> Given problem
Convert the lines from the one containing "unit-header: (cm) xyxy=(150,133,192,158)" through the one containing "cell-value: 18.5 xyxy=(598,169,638,194)", both included, into a JSON list of strings with one string per line, leaving out any blank lines. Include only those lines.

[START OF Data for this task]

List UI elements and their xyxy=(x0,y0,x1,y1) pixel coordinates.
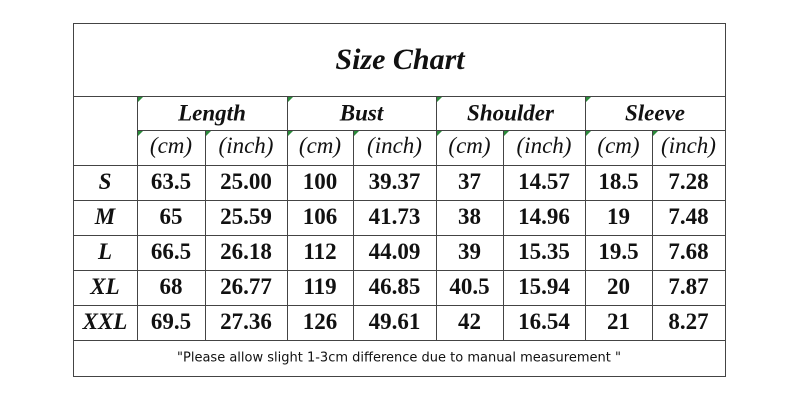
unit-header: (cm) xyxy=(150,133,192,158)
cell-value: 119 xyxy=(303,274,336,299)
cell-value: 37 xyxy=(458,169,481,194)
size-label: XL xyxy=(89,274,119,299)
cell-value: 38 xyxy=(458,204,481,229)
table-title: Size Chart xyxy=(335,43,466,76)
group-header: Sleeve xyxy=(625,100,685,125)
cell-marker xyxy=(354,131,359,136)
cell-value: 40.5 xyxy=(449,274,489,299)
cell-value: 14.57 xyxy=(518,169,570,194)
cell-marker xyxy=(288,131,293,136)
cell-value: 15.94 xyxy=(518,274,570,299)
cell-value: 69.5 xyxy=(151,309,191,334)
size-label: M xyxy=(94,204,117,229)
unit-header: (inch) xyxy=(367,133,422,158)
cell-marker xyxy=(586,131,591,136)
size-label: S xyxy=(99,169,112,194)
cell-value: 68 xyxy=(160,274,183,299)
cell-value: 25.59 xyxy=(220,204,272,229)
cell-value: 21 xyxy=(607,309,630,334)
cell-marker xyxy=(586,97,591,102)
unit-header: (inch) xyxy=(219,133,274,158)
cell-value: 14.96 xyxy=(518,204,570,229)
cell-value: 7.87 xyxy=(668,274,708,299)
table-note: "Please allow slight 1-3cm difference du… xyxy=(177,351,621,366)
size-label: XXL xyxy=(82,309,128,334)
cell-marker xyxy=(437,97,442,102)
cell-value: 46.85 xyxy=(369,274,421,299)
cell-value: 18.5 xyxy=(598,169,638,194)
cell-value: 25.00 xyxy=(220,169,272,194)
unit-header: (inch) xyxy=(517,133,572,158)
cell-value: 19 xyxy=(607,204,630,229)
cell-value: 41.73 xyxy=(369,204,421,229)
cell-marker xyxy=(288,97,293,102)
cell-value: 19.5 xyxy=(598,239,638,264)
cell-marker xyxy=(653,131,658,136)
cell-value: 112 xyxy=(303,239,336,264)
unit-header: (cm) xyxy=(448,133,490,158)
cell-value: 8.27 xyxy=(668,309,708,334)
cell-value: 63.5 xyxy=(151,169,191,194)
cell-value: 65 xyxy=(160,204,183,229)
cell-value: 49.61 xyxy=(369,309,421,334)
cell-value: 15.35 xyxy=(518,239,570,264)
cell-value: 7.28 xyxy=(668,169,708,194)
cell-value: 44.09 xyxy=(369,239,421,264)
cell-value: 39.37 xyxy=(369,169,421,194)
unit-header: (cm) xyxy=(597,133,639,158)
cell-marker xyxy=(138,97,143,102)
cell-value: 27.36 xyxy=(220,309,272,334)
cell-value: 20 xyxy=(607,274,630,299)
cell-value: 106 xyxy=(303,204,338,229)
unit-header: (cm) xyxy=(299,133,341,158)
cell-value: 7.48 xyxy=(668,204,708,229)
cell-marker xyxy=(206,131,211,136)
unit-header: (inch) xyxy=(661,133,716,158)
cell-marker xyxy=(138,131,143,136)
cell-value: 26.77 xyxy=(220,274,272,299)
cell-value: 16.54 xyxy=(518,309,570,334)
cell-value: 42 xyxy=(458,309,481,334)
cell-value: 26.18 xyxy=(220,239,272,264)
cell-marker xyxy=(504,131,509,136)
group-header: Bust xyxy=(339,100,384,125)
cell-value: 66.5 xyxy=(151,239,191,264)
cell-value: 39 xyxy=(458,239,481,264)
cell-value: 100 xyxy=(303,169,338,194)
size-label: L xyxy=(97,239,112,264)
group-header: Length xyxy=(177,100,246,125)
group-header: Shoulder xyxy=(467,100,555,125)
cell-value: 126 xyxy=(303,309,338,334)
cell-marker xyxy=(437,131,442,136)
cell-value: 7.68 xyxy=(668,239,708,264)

[END OF Data for this task]
[START OF Data for this task]

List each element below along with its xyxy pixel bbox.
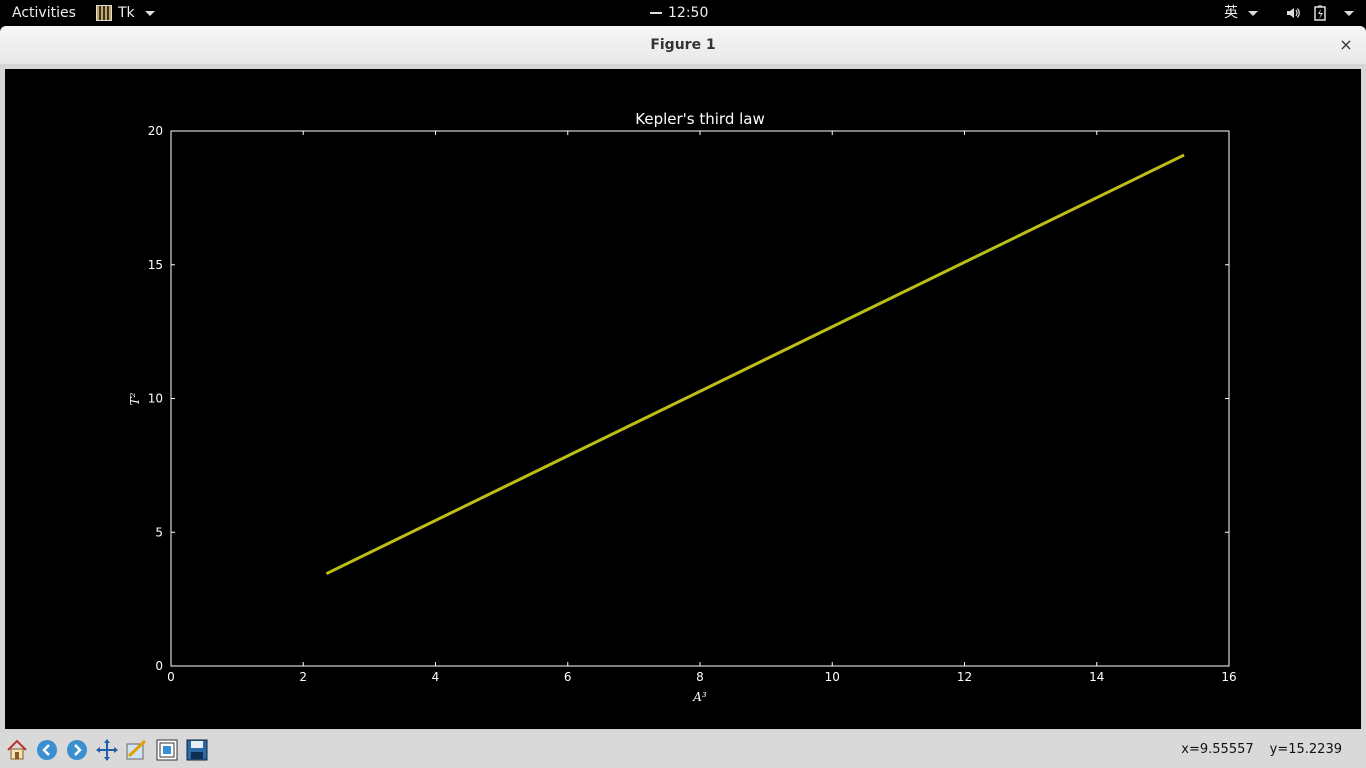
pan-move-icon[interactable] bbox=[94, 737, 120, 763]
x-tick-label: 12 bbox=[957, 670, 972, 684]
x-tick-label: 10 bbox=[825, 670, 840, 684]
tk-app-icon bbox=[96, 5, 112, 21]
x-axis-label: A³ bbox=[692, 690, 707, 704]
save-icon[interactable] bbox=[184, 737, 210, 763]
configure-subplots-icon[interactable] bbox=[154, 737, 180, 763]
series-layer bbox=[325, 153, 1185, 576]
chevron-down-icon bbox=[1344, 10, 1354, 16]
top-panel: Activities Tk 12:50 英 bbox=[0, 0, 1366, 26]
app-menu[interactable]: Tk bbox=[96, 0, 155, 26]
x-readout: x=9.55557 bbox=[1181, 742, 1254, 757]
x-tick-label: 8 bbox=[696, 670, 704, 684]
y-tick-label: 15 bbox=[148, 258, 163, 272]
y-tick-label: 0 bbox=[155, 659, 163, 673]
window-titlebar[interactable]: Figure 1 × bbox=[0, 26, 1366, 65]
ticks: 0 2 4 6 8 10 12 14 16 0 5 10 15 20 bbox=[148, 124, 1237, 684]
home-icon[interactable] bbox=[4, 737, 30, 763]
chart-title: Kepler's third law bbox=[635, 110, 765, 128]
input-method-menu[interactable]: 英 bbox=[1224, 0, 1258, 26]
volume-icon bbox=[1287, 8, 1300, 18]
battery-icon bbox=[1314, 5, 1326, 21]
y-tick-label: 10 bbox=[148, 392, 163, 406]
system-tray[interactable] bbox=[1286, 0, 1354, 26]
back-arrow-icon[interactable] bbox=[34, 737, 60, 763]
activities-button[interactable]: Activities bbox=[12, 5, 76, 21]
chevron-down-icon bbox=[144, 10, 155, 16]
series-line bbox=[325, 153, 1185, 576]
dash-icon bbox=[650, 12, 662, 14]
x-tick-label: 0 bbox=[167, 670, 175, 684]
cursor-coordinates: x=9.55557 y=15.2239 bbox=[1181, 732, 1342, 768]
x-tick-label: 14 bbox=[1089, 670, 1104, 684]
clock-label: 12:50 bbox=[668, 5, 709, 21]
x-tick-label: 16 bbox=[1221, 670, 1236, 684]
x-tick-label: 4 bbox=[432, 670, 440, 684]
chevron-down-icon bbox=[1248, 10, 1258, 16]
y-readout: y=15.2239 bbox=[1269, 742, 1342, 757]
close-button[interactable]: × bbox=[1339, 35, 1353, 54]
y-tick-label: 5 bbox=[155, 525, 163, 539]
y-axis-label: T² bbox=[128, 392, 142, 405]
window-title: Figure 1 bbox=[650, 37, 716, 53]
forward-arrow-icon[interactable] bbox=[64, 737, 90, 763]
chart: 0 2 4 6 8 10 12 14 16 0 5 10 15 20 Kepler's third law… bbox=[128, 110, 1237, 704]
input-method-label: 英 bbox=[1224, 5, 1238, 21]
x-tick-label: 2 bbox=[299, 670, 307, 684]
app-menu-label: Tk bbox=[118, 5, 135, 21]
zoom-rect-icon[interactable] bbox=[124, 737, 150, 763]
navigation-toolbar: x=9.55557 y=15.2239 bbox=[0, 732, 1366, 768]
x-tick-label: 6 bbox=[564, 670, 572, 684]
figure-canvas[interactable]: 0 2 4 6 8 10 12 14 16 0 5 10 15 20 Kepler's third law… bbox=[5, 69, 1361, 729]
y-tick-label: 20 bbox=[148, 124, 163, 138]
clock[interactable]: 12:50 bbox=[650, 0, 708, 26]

[END OF Data for this task]

> Worked answer
[
  "unit-header: (cm) xyxy=(150,133,192,158)",
  "cell-value: 119 xyxy=(303,274,336,299)",
  "cell-value: 37 xyxy=(458,169,481,194)",
  "size-label: XL xyxy=(89,274,119,299)",
  "cell-value: 38 xyxy=(458,204,481,229)",
  "table-title: Size Chart xyxy=(335,43,466,76)",
  "group-header: Sleeve xyxy=(625,100,685,125)",
  "cell-marker xyxy=(354,131,359,136)",
  "cell-value: 40.5 xyxy=(449,274,489,299)",
  "cell-value: 14.57 xyxy=(518,169,570,194)",
  "cell-marker xyxy=(288,131,293,136)",
  "cell-value: 15.94 xyxy=(518,274,570,299)",
  "cell-value: 69.5 xyxy=(151,309,191,334)",
  "size-label: M xyxy=(94,204,117,229)",
  "unit-header: (inch) xyxy=(367,133,422,158)",
  "cell-marker xyxy=(586,131,591,136)",
  "size-label: S xyxy=(99,169,112,194)",
  "cell-value: 68 xyxy=(160,274,183,299)",
  "cell-value: 25.59 xyxy=(220,204,272,229)",
  "cell-value: 21 xyxy=(607,309,630,334)",
  "cell-marker xyxy=(586,97,591,102)",
  "unit-header: (inch) xyxy=(219,133,274,158)",
  "cell-value: 14.96 xyxy=(518,204,570,229)",
  "cell-value: 7.87 xyxy=(668,274,708,299)",
  "table-note: \"Please allow slight 1-3cm difference du… xyxy=(177,351,621,366)",
  "size-label: XXL xyxy=(82,309,128,334)",
  "cell-marker xyxy=(437,97,442,102)",
  "cell-value: 46.85 xyxy=(369,274,421,299)",
  "cell-value: 18.5 xyxy=(598,169,638,194)"
]